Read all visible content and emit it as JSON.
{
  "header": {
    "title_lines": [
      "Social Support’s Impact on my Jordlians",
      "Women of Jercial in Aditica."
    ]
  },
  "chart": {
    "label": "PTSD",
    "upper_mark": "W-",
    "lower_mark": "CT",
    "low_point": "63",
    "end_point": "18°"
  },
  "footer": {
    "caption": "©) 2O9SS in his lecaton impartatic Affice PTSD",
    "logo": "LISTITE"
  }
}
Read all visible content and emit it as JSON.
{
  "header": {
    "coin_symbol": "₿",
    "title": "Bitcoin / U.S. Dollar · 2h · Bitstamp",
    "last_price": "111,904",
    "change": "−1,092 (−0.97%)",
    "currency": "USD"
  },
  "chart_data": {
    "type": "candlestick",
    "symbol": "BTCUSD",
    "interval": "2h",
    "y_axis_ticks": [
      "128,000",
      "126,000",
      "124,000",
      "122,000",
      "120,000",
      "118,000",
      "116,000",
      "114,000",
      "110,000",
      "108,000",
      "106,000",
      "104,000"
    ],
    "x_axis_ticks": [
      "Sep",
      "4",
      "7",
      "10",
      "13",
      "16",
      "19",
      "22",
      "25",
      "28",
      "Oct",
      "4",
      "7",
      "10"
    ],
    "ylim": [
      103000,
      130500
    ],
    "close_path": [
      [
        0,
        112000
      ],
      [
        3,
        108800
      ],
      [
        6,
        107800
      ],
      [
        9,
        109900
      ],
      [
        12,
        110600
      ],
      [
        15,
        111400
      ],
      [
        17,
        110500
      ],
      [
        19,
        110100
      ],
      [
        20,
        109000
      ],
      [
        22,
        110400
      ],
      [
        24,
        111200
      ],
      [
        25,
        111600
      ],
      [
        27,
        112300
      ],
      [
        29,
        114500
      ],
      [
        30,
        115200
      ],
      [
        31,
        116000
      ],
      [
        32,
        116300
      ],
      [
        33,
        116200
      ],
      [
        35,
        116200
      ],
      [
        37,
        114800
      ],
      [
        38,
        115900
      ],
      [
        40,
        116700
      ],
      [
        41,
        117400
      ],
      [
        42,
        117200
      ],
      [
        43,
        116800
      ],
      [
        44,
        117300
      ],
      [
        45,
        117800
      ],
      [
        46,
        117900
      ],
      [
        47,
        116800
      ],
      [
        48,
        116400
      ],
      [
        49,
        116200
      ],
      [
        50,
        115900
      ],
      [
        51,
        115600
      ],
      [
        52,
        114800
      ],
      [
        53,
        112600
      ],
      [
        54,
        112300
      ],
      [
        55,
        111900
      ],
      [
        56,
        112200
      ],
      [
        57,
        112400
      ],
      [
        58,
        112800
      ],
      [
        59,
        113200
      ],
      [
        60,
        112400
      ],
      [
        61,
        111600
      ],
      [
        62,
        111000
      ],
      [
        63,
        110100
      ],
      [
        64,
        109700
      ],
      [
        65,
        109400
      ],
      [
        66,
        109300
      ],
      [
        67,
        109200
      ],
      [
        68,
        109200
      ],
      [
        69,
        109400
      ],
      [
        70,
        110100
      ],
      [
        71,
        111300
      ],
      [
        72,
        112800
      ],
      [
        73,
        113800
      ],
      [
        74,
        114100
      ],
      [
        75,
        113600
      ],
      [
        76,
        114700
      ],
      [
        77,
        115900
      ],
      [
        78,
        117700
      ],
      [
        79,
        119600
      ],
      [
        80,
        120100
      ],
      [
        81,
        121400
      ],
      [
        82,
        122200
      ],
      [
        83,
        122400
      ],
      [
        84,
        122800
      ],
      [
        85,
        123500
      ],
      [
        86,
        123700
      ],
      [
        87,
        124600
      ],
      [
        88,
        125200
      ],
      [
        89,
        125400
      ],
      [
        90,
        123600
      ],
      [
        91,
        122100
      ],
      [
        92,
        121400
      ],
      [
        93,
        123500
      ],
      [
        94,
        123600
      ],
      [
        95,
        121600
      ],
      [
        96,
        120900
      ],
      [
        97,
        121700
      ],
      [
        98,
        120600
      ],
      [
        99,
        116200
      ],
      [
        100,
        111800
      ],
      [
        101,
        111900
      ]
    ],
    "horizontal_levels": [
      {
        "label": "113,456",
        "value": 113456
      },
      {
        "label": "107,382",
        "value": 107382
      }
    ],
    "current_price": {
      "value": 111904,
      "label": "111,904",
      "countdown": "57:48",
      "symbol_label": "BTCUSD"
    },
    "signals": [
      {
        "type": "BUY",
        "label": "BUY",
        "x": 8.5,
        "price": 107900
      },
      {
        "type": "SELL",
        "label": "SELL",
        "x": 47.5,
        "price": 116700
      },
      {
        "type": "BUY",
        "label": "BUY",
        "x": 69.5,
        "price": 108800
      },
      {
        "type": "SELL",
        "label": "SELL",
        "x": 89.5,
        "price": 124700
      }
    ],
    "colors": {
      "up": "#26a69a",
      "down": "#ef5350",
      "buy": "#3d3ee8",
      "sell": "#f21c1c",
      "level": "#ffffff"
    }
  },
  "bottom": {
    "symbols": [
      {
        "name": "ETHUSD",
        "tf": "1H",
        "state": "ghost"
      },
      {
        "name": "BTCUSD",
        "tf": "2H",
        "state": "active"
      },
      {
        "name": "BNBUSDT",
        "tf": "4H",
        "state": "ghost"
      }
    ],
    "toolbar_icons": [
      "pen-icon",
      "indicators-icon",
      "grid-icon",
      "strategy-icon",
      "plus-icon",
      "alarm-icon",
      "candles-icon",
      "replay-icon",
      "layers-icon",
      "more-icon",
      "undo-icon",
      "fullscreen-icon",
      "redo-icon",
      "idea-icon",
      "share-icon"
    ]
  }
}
============
» SHORT TASK:
Give all the records again. Match them exactly.

» RESULT BELOW:
Read all visible content and emit it as JSON.
{
  "header": {
    "title_lines": [
      "Social Support’s Impact on my Jordlians",
      "Women of Jercial in Aditica."
    ]
  },
  "chart": {
    "label": "PTSD",
    "upper_mark": "W-",
    "lower_mark": "CT",
    "low_point": "63",
    "end_point": "18°"
  },
  "footer": {
    "caption": "©) 2O9SS in his lecaton impartatic Affice PTSD",
    "logo": "LISTITE"
  }
}
Read all visible content and emit it as JSON.
{
  "header": {
    "coin_symbol": "₿",
    "title": "Bitcoin / U.S. Dollar · 2h · Bitstamp",
    "last_price": "111,904",
    "change": "−1,092 (−0.97%)",
    "currency": "USD"
  },
  "chart_data": {
    "type": "candlestick",
    "symbol": "BTCUSD",
    "interval": "2h",
    "y_axis_ticks": [
      "128,000",
      "126,000",
      "124,000",
      "122,000",
      "120,000",
      "118,000",
      "116,000",
      "114,000",
      "110,000",
      "108,000",
      "106,000",
      "104,000"
    ],
    "x_axis_ticks": [
      "Sep",
      "4",
      "7",
      "10",
      "13",
      "16",
      "19",
      "22",
      "25",
      "28",
      "Oct",
      "4",
      "7",
      "10"
    ],
    "ylim": [
      103000,
      130500
    ],
    "close_path": [
      [
        0,
        112000
      ],
      [
        3,
        108800
      ],
      [
        6,
        107800
      ],
      [
        9,
        109900
      ],
      [
        12,
        110600
      ],
      [
        15,
        111400
      ],
      [
        17,
        110500
      ],
      [
        19,
        110100
      ],
      [
        20,
        109000
      ],
      [
        22,
        110400
      ],
      [
        24,
        111200
      ],
      [
        25,
        111600
      ],
      [
        27,
        112300
      ],
      [
        29,
        114500
      ],
      [
        30,
        115200
      ],
      [
        31,
        116000
      ],
      [
        32,
        116300
      ],
      [
        33,
        116200
      ],
      [
        35,
        116200
      ],
      [
        37,
        114800
      ],
      [
        38,
        115900
      ],
      [
        40,
        116700
      ],
      [
        41,
        117400
      ],
      [
        42,
        117200
      ],
      [
        43,
        116800
      ],
      [
        44,
        117300
      ],
      [
        45,
        117800
      ],
      [
        46,
        117900
      ],
      [
        47,
        116800
      ],
      [
        48,
        116400
      ],
      [
        49,
        116200
      ],
      [
        50,
        115900
      ],
      [
        51,
        115600
      ],
      [
        52,
        114800
      ],
      [
        53,
        112600
      ],
      [
        54,
        112300
      ],
      [
        55,
        111900
      ],
      [
        56,
        112200
      ],
      [
        57,
        112400
      ],
      [
        58,
        112800
      ],
      [
        59,
        113200
      ],
      [
        60,
        112400
      ],
      [
        61,
        111600
      ],
      [
        62,
        111000
      ],
      [
        63,
        110100
      ],
      [
        64,
        109700
      ],
      [
        65,
        109400
      ],
      [
        66,
        109300
      ],
      [
        67,
        109200
      ],
      [
        68,
        109200
      ],
      [
        69,
        109400
      ],
      [
        70,
        110100
      ],
      [
        71,
        111300
      ],
      [
        72,
        112800
      ],
      [
        73,
        113800
      ],
      [
        74,
        114100
      ],
      [
        75,
        113600
      ],
      [
        76,
        114700
      ],
      [
        77,
        115900
      ],
      [
        78,
        117700
      ],
      [
        79,
        119600
      ],
      [
        80,
        120100
      ],
      [
        81,
        121400
      ],
      [
        82,
        122200
      ],
      [
        83,
        122400
      ],
      [
        84,
        122800
      ],
      [
        85,
        123500
      ],
      [
        86,
        123700
      ],
      [
        87,
        124600
      ],
      [
        88,
        125200
      ],
      [
        89,
        125400
      ],
      [
        90,
        123600
      ],
      [
        91,
        122100
      ],
      [
        92,
        121400
      ],
      [
        93,
        123500
      ],
      [
        94,
        123600
      ],
      [
        95,
        121600
      ],
      [
        96,
        120900
      ],
      [
        97,
        121700
      ],
      [
        98,
        120600
      ],
      [
        99,
        116200
      ],
      [
        100,
        111800
      ],
      [
        101,
        111900
      ]
    ],
    "horizontal_levels": [
      {
        "label": "113,456",
        "value": 113456
      },
      {
        "label": "107,382",
        "value": 107382
      }
    ],
    "current_price": {
      "value": 111904,
      "label": "111,904",
      "countdown": "57:48",
      "symbol_label": "BTCUSD"
    },
    "signals": [
      {
        "type": "BUY",
        "label": "BUY",
        "x": 8.5,
        "price": 107900
      },
      {
        "type": "SELL",
        "label": "SELL",
        "x": 47.5,
        "price": 116700
      },
      {
        "type": "BUY",
        "label": "BUY",
        "x": 69.5,
        "price": 108800
      },
      {
        "type": "SELL",
        "label": "SELL",
        "x": 89.5,
        "price": 124700
      }
    ],
    "colors": {
      "up": "#26a69a",
      "down": "#ef5350",
      "buy": "#3d3ee8",
      "sell": "#f21c1c",
      "level": "#ffffff"
    }
  },
  "bottom": {
    "symbols": [
      {
        "name": "ETHUSD",
        "tf": "1H",
        "state": "ghost"
      },
      {
        "name": "BTCUSD",
        "tf": "2H",
        "state": "active"
      },
      {
        "name": "BNBUSDT",
        "tf": "4H",
        "state": "ghost"
      }
    ],
    "toolbar_icons": [
      "pen-icon",
      "indicators-icon",
      "grid-icon",
      "strategy-icon",
      "plus-icon",
      "alarm-icon",
      "candles-icon",
      "replay-icon",
      "layers-icon",
      "more-icon",
      "undo-icon",
      "fullscreen-icon",
      "redo-icon",
      "idea-icon",
      "share-icon"
    ]
  }
}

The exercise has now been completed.